SUPPLIED DATA
--- START ---
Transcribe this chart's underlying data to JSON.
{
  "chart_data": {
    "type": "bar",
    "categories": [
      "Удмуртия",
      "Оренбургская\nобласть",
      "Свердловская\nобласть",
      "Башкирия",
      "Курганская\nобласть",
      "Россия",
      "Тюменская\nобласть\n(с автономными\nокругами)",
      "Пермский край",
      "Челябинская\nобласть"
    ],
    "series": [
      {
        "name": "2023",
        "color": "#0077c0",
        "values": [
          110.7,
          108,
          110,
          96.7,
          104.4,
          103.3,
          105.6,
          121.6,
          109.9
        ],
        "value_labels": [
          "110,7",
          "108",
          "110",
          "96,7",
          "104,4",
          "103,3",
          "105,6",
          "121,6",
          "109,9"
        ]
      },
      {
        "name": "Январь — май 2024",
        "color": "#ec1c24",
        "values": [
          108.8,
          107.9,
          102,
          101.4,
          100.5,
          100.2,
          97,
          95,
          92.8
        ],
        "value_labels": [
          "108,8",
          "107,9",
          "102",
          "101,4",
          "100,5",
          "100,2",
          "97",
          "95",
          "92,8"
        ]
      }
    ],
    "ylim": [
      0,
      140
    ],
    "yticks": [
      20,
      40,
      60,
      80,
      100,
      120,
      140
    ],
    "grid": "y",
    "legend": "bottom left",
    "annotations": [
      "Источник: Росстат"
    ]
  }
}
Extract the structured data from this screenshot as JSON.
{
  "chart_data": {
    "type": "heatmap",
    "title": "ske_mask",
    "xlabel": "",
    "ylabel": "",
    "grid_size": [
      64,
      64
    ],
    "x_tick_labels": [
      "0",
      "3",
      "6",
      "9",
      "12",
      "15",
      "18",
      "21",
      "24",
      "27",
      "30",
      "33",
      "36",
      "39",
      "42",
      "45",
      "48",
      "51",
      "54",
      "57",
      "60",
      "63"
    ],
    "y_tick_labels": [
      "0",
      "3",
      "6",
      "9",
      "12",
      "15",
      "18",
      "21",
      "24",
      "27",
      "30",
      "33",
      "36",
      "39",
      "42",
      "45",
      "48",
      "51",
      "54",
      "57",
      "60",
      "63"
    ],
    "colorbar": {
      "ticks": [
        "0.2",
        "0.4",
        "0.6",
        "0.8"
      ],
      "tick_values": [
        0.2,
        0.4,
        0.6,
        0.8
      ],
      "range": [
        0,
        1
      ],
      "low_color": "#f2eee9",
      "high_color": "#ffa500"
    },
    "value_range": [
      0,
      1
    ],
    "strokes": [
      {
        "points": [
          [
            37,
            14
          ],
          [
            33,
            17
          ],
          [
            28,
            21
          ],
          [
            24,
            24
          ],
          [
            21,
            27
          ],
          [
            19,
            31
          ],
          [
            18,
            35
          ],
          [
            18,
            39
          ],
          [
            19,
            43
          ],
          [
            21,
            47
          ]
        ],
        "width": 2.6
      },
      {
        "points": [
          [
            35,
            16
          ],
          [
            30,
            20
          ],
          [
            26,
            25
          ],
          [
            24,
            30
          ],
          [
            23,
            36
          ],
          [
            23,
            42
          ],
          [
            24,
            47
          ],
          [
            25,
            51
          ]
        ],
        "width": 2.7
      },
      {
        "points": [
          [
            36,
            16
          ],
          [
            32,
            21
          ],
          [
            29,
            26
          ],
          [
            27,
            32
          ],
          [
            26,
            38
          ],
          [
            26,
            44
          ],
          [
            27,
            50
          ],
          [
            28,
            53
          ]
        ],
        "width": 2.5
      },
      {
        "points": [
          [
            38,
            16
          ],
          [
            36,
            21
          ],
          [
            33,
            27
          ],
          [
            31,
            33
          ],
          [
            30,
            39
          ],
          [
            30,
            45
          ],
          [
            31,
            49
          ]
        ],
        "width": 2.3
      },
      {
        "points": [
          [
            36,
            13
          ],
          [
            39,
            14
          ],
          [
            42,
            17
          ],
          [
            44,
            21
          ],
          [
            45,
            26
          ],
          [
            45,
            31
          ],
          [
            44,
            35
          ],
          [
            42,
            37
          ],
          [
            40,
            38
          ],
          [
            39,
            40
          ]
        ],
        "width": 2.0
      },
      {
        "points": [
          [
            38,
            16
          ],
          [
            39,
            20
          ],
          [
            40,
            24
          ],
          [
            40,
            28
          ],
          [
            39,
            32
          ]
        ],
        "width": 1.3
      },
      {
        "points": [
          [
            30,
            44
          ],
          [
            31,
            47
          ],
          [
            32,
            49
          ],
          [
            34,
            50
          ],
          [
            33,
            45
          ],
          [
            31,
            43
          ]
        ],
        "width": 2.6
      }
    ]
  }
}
--- END ---
GOAL
Repeat the listing above without any change.

SOLUTION TO THIS TASK
Transcribe this chart's underlying data to JSON.
{
  "chart_data": {
    "type": "bar",
    "categories": [
      "Удмуртия",
      "Оренбургская\nобласть",
      "Свердловская\nобласть",
      "Башкирия",
      "Курганская\nобласть",
      "Россия",
      "Тюменская\nобласть\n(с автономными\nокругами)",
      "Пермский край",
      "Челябинская\nобласть"
    ],
    "series": [
      {
        "name": "2023",
        "color": "#0077c0",
        "values": [
          110.7,
          108,
          110,
          96.7,
          104.4,
          103.3,
          105.6,
          121.6,
          109.9
        ],
        "value_labels": [
          "110,7",
          "108",
          "110",
          "96,7",
          "104,4",
          "103,3",
          "105,6",
          "121,6",
          "109,9"
        ]
      },
      {
        "name": "Январь — май 2024",
        "color": "#ec1c24",
        "values": [
          108.8,
          107.9,
          102,
          101.4,
          100.5,
          100.2,
          97,
          95,
          92.8
        ],
        "value_labels": [
          "108,8",
          "107,9",
          "102",
          "101,4",
          "100,5",
          "100,2",
          "97",
          "95",
          "92,8"
        ]
      }
    ],
    "ylim": [
      0,
      140
    ],
    "yticks": [
      20,
      40,
      60,
      80,
      100,
      120,
      140
    ],
    "grid": "y",
    "legend": "bottom left",
    "annotations": [
      "Источник: Росстат"
    ]
  }
}
Extract the structured data from this screenshot as JSON.
{
  "chart_data": {
    "type": "heatmap",
    "title": "ske_mask",
    "xlabel": "",
    "ylabel": "",
    "grid_size": [
      64,
      64
    ],
    "x_tick_labels": [
      "0",
      "3",
      "6",
      "9",
      "12",
      "15",
      "18",
      "21",
      "24",
      "27",
      "30",
      "33",
      "36",
      "39",
      "42",
      "45",
      "48",
      "51",
      "54",
      "57",
      "60",
      "63"
    ],
    "y_tick_labels": [
      "0",
      "3",
      "6",
      "9",
      "12",
      "15",
      "18",
      "21",
      "24",
      "27",
      "30",
      "33",
      "36",
      "39",
      "42",
      "45",
      "48",
      "51",
      "54",
      "57",
      "60",
      "63"
    ],
    "colorbar": {
      "ticks": [
        "0.2",
        "0.4",
        "0.6",
        "0.8"
      ],
      "tick_values": [
        0.2,
        0.4,
        0.6,
        0.8
      ],
      "range": [
        0,
        1
      ],
      "low_color": "#f2eee9",
      "high_color": "#ffa500"
    },
    "value_range": [
      0,
      1
    ],
    "strokes": [
      {
        "points": [
          [
            37,
            14
          ],
          [
            33,
            17
          ],
          [
            28,
            21
          ],
          [
            24,
            24
          ],
          [
            21,
            27
          ],
          [
            19,
            31
          ],
          [
            18,
            35
          ],
          [
            18,
            39
          ],
          [
            19,
            43
          ],
          [
            21,
            47
          ]
        ],
        "width": 2.6
      },
      {
        "points": [
          [
            35,
            16
          ],
          [
            30,
            20
          ],
          [
            26,
            25
          ],
          [
            24,
            30
          ],
          [
            23,
            36
          ],
          [
            23,
            42
          ],
          [
            24,
            47
          ],
          [
            25,
            51
          ]
        ],
        "width": 2.7
      },
      {
        "points": [
          [
            36,
            16
          ],
          [
            32,
            21
          ],
          [
            29,
            26
          ],
          [
            27,
            32
          ],
          [
            26,
            38
          ],
          [
            26,
            44
          ],
          [
            27,
            50
          ],
          [
            28,
            53
          ]
        ],
        "width": 2.5
      },
      {
        "points": [
          [
            38,
            16
          ],
          [
            36,
            21
          ],
          [
            33,
            27
          ],
          [
            31,
            33
          ],
          [
            30,
            39
          ],
          [
            30,
            45
          ],
          [
            31,
            49
          ]
        ],
        "width": 2.3
      },
      {
        "points": [
          [
            36,
            13
          ],
          [
            39,
            14
          ],
          [
            42,
            17
          ],
          [
            44,
            21
          ],
          [
            45,
            26
          ],
          [
            45,
            31
          ],
          [
            44,
            35
          ],
          [
            42,
            37
          ],
          [
            40,
            38
          ],
          [
            39,
            40
          ]
        ],
        "width": 2.0
      },
      {
        "points": [
          [
            38,
            16
          ],
          [
            39,
            20
          ],
          [
            40,
            24
          ],
          [
            40,
            28
          ],
          [
            39,
            32
          ]
        ],
        "width": 1.3
      },
      {
        "points": [
          [
            30,
            44
          ],
          [
            31,
            47
          ],
          [
            32,
            49
          ],
          [
            34,
            50
          ],
          [
            33,
            45
          ],
          [
            31,
            43
          ]
        ],
        "width": 2.6
      }
    ]
  }
}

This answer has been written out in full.